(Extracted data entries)

-- start --

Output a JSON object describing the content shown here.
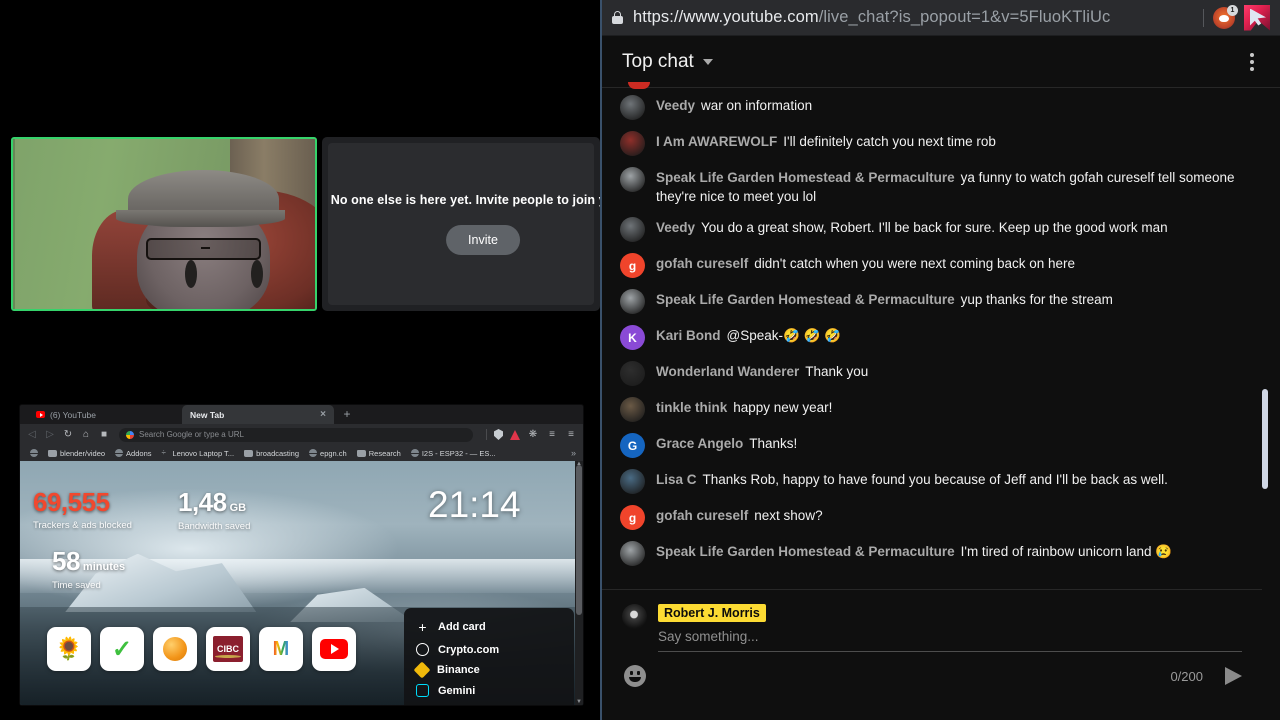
{
  "browser_popout": {
    "url_prefix": "https://www.youtube.com",
    "url_suffix": "/live_chat?is_popout=1&v=5FluoKTliUc",
    "lock_icon": "lock-icon",
    "brave_icon": "brave-lion-icon",
    "brave_badge": "1",
    "cursor_icon": "pink-cursor-icon"
  },
  "chat": {
    "header": {
      "mode_label": "Top chat",
      "caret_icon": "chevron-down-icon",
      "menu_icon": "kebab-menu-icon"
    },
    "messages": [
      {
        "author": "Veedy",
        "text": "war on information",
        "avatar_type": "photo",
        "avatar_color": "#6f7478",
        "initial": ""
      },
      {
        "author": "I Am AWAREWOLF",
        "text": "I'll definitely catch you next time rob",
        "avatar_type": "photo",
        "avatar_color": "#8f2f2a",
        "initial": ""
      },
      {
        "author": "Speak Life Garden Homestead & Permaculture",
        "text": "ya funny to watch gofah cureself tell someone they're nice to meet you lol",
        "avatar_type": "photo",
        "avatar_color": "#9ea3a6",
        "initial": ""
      },
      {
        "author": "Veedy",
        "text": "You do a great show, Robert. I'll be back for sure. Keep up the good work man",
        "avatar_type": "photo",
        "avatar_color": "#6f7478",
        "initial": ""
      },
      {
        "author": "gofah cureself",
        "text": "didn't catch when you were next coming back on here",
        "avatar_type": "initial",
        "avatar_color": "#f0442b",
        "initial": "g"
      },
      {
        "author": "Speak Life Garden Homestead & Permaculture",
        "text": "yup thanks for the stream",
        "avatar_type": "photo",
        "avatar_color": "#9ea3a6",
        "initial": ""
      },
      {
        "author": "Kari Bond",
        "text": "@Speak-🤣 🤣 🤣",
        "avatar_type": "initial",
        "avatar_color": "#8a4ad6",
        "initial": "K"
      },
      {
        "author": "Wonderland Wanderer",
        "text": "Thank you",
        "avatar_type": "photo",
        "avatar_color": "#2e2e2e",
        "initial": ""
      },
      {
        "author": "tinkle think",
        "text": "happy new year!",
        "avatar_type": "photo",
        "avatar_color": "#6b5a46",
        "initial": ""
      },
      {
        "author": "Grace Angelo",
        "text": "Thanks!",
        "avatar_type": "initial",
        "avatar_color": "#1565c0",
        "initial": "G"
      },
      {
        "author": "Lisa C",
        "text": "Thanks Rob, happy to have found you because of Jeff and I'll be back as well.",
        "avatar_type": "photo",
        "avatar_color": "#4a6b84",
        "initial": ""
      },
      {
        "author": "gofah cureself",
        "text": "next show?",
        "avatar_type": "initial",
        "avatar_color": "#f0442b",
        "initial": "g"
      },
      {
        "author": "Speak Life Garden Homestead & Permaculture",
        "text": "I'm tired of rainbow unicorn land 😢",
        "avatar_type": "photo",
        "avatar_color": "#9ea3a6",
        "initial": ""
      }
    ],
    "input": {
      "user_name": "Robert J. Morris",
      "placeholder": "Say something...",
      "counter": "0/200",
      "emoji_icon": "emoji-smiley-icon",
      "send_icon": "send-arrow-icon",
      "name_highlight_color": "#fcdb33"
    }
  },
  "meeting": {
    "empty_message": "No one else is here yet. Invite people to join you",
    "invite_label": "Invite"
  },
  "webcam": {
    "border_color": "#36d36b"
  },
  "embedded_browser": {
    "tabs": [
      {
        "label": "(6) YouTube",
        "active": false,
        "favicon": "youtube-icon"
      },
      {
        "label": "New Tab",
        "active": true,
        "favicon": "none"
      }
    ],
    "new_tab_button": "+",
    "close_icon": "×",
    "omnibox": {
      "placeholder": "Search Google or type a URL",
      "search_icon": "google-icon"
    },
    "nav": {
      "back_icon": "back-arrow-icon",
      "forward_icon": "forward-arrow-icon",
      "reload_icon": "reload-icon",
      "home_icon": "home-icon",
      "bookmark_icon": "bookmark-icon",
      "shield_icon": "brave-shield-icon",
      "brave_icon": "brave-triangle-icon",
      "extensions_icon": "puzzle-icon",
      "reading_list_icon": "reading-list-icon",
      "menu_icon": "hamburger-menu-icon"
    },
    "bookmarks": [
      {
        "label": "",
        "icon": "globe-icon"
      },
      {
        "label": "blender/video",
        "icon": "folder-icon"
      },
      {
        "label": "Addons",
        "icon": "globe-icon"
      },
      {
        "label": "Lenovo Laptop T...",
        "icon": "dash-icon"
      },
      {
        "label": "broadcasting",
        "icon": "folder-icon"
      },
      {
        "label": "epgn.ch",
        "icon": "globe-icon"
      },
      {
        "label": "Research",
        "icon": "folder-icon"
      },
      {
        "label": "I2S - ESP32 - — ES...",
        "icon": "globe-icon"
      }
    ],
    "bookmarks_overflow": "»",
    "new_tab_page": {
      "stats": [
        {
          "value": "69,555",
          "unit": "",
          "caption": "Trackers & ads blocked",
          "color": "#f1482e"
        },
        {
          "value": "1,48",
          "unit": "GB",
          "caption": "Bandwidth saved",
          "color": "#ffffff"
        },
        {
          "value": "58",
          "unit": "minutes",
          "caption": "Time saved",
          "color": "#ffffff"
        }
      ],
      "clock": "21:14",
      "shortcuts": [
        {
          "name": "curl-shortcut",
          "icon": "curl-icon"
        },
        {
          "name": "checkmark-shortcut",
          "icon": "green-check-icon"
        },
        {
          "name": "orange-shortcut",
          "icon": "orange-sphere-icon"
        },
        {
          "name": "cibc-shortcut",
          "icon": "cibc-icon",
          "label": "CIBC"
        },
        {
          "name": "gmail-shortcut",
          "icon": "gmail-icon",
          "label": "M"
        },
        {
          "name": "youtube-shortcut",
          "icon": "youtube-icon"
        }
      ],
      "crypto_card": {
        "add_card_label": "Add card",
        "items": [
          {
            "label": "Crypto.com",
            "icon": "crypto-com-icon"
          },
          {
            "label": "Binance",
            "icon": "binance-icon"
          },
          {
            "label": "Gemini",
            "icon": "gemini-icon"
          }
        ]
      }
    }
  }
}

-- end --

What you will do:
Identify lines with the string "Invite". Copy each one.

Answer to this task:
    "empty_message": "No one else is here yet. Invite people to join you",
    "invite_label": "Invite"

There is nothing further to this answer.